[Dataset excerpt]
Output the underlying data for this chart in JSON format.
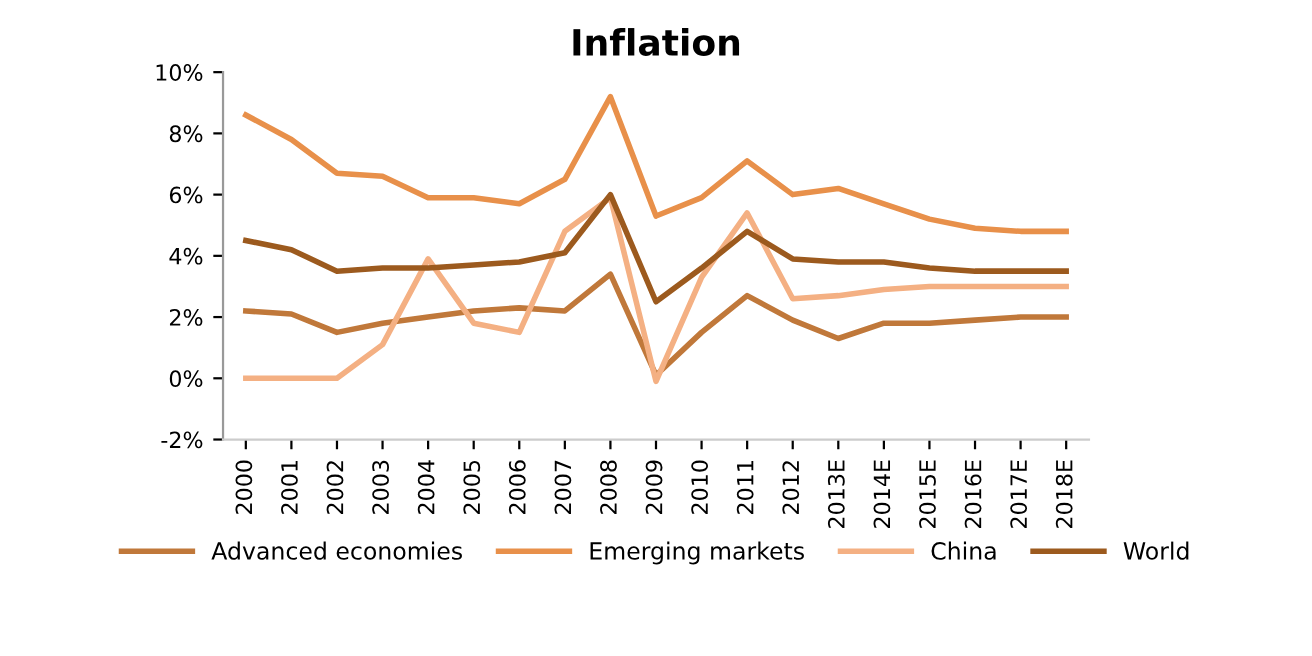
{
  "chart_data": {
    "type": "line",
    "title": "Inflation",
    "categories": [
      "2000",
      "2001",
      "2002",
      "2003",
      "2004",
      "2005",
      "2006",
      "2007",
      "2008",
      "2009",
      "2010",
      "2011",
      "2012",
      "2013E",
      "2014E",
      "2015E",
      "2016E",
      "2017E",
      "2018E"
    ],
    "series": [
      {
        "name": "Advanced economies",
        "color": "#c0783a",
        "values": [
          2.2,
          2.1,
          1.5,
          1.8,
          2.0,
          2.2,
          2.3,
          2.2,
          3.4,
          0.1,
          1.5,
          2.7,
          1.9,
          1.3,
          1.8,
          1.8,
          1.9,
          2.0,
          2.0
        ]
      },
      {
        "name": "Emerging markets",
        "color": "#e8904a",
        "values": [
          8.6,
          7.8,
          6.7,
          6.6,
          5.9,
          5.9,
          5.7,
          6.5,
          9.2,
          5.3,
          5.9,
          7.1,
          6.0,
          6.2,
          5.7,
          5.2,
          4.9,
          4.8,
          4.8
        ]
      },
      {
        "name": "China",
        "color": "#f4b083",
        "values": [
          0,
          0,
          0,
          1.1,
          3.9,
          1.8,
          1.5,
          4.8,
          5.9,
          -0.1,
          3.3,
          5.4,
          2.6,
          2.7,
          2.9,
          3.0,
          3.0,
          3.0,
          3.0
        ]
      },
      {
        "name": "World",
        "color": "#9c5a1e",
        "values": [
          4.5,
          4.2,
          3.5,
          3.6,
          3.6,
          3.7,
          3.8,
          4.1,
          6.0,
          2.5,
          3.6,
          4.8,
          3.9,
          3.8,
          3.8,
          3.6,
          3.5,
          3.5,
          3.5
        ]
      }
    ],
    "ylim": [
      -2,
      10
    ],
    "yticks": [
      {
        "value": -2,
        "label": "-2%"
      },
      {
        "value": 0,
        "label": "0%"
      },
      {
        "value": 2,
        "label": "2%"
      },
      {
        "value": 4,
        "label": "4%"
      },
      {
        "value": 6,
        "label": "6%"
      },
      {
        "value": 8,
        "label": "8%"
      },
      {
        "value": 10,
        "label": "10%"
      }
    ],
    "legend": "bottom",
    "grid": false,
    "marker": "none",
    "line_style": "solid"
  }
}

*THE PROBLEM*.
Reproduce the material in full, word for word, and omit the pictures.

*FULL OUTPUT*.
Output the underlying data for this chart in JSON format.
{
  "chart_data": {
    "type": "line",
    "title": "Inflation",
    "categories": [
      "2000",
      "2001",
      "2002",
      "2003",
      "2004",
      "2005",
      "2006",
      "2007",
      "2008",
      "2009",
      "2010",
      "2011",
      "2012",
      "2013E",
      "2014E",
      "2015E",
      "2016E",
      "2017E",
      "2018E"
    ],
    "series": [
      {
        "name": "Advanced economies",
        "color": "#c0783a",
        "values": [
          2.2,
          2.1,
          1.5,
          1.8,
          2.0,
          2.2,
          2.3,
          2.2,
          3.4,
          0.1,
          1.5,
          2.7,
          1.9,
          1.3,
          1.8,
          1.8,
          1.9,
          2.0,
          2.0
        ]
      },
      {
        "name": "Emerging markets",
        "color": "#e8904a",
        "values": [
          8.6,
          7.8,
          6.7,
          6.6,
          5.9,
          5.9,
          5.7,
          6.5,
          9.2,
          5.3,
          5.9,
          7.1,
          6.0,
          6.2,
          5.7,
          5.2,
          4.9,
          4.8,
          4.8
        ]
      },
      {
        "name": "China",
        "color": "#f4b083",
        "values": [
          0,
          0,
          0,
          1.1,
          3.9,
          1.8,
          1.5,
          4.8,
          5.9,
          -0.1,
          3.3,
          5.4,
          2.6,
          2.7,
          2.9,
          3.0,
          3.0,
          3.0,
          3.0
        ]
      },
      {
        "name": "World",
        "color": "#9c5a1e",
        "values": [
          4.5,
          4.2,
          3.5,
          3.6,
          3.6,
          3.7,
          3.8,
          4.1,
          6.0,
          2.5,
          3.6,
          4.8,
          3.9,
          3.8,
          3.8,
          3.6,
          3.5,
          3.5,
          3.5
        ]
      }
    ],
    "ylim": [
      -2,
      10
    ],
    "yticks": [
      {
        "value": -2,
        "label": "-2%"
      },
      {
        "value": 0,
        "label": "0%"
      },
      {
        "value": 2,
        "label": "2%"
      },
      {
        "value": 4,
        "label": "4%"
      },
      {
        "value": 6,
        "label": "6%"
      },
      {
        "value": 8,
        "label": "8%"
      },
      {
        "value": 10,
        "label": "10%"
      }
    ],
    "legend": "bottom",
    "grid": false,
    "marker": "none",
    "line_style": "solid"
  }
}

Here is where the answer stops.